§ What to do
Every record must be written out once more, with nothing added or omitted.

§ Supplied data
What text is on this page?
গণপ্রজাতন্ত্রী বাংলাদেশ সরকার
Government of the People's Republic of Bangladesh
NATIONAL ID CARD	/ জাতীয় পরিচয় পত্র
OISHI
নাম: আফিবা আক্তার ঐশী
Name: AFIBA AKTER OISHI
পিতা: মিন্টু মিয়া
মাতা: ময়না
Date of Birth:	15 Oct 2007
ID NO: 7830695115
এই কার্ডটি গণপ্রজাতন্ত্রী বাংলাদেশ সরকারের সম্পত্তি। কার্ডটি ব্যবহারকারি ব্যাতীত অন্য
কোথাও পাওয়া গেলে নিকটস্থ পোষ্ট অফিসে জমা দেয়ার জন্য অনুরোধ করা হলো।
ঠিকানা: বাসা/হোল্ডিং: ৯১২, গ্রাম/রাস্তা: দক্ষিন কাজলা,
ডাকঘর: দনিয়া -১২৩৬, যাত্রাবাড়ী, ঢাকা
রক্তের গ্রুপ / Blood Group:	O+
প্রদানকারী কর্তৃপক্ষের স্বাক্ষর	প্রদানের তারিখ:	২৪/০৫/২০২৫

§ Right answer
What text is on this page?
গণপ্রজাতন্ত্রী বাংলাদেশ সরকার
Government of the People's Republic of Bangladesh
NATIONAL ID CARD	/ জাতীয় পরিচয় পত্র
OISHI
নাম: আফিবা আক্তার ঐশী
Name: AFIBA AKTER OISHI
পিতা: মিন্টু মিয়া
মাতা: ময়না
Date of Birth:	15 Oct 2007
ID NO: 7830695115
এই কার্ডটি গণপ্রজাতন্ত্রী বাংলাদেশ সরকারের সম্পত্তি। কার্ডটি ব্যবহারকারি ব্যাতীত অন্য
কোথাও পাওয়া গেলে নিকটস্থ পোষ্ট অফিসে জমা দেয়ার জন্য অনুরোধ করা হলো।
ঠিকানা: বাসা/হোল্ডিং: ৯১২, গ্রাম/রাস্তা: দক্ষিন কাজলা,
ডাকঘর: দনিয়া -১২৩৬, যাত্রাবাড়ী, ঢাকা
রক্তের গ্রুপ / Blood Group:	O+
প্রদানকারী কর্তৃপক্ষের স্বাক্ষর	প্রদানের তারিখ:	২৪/০৫/২০২৫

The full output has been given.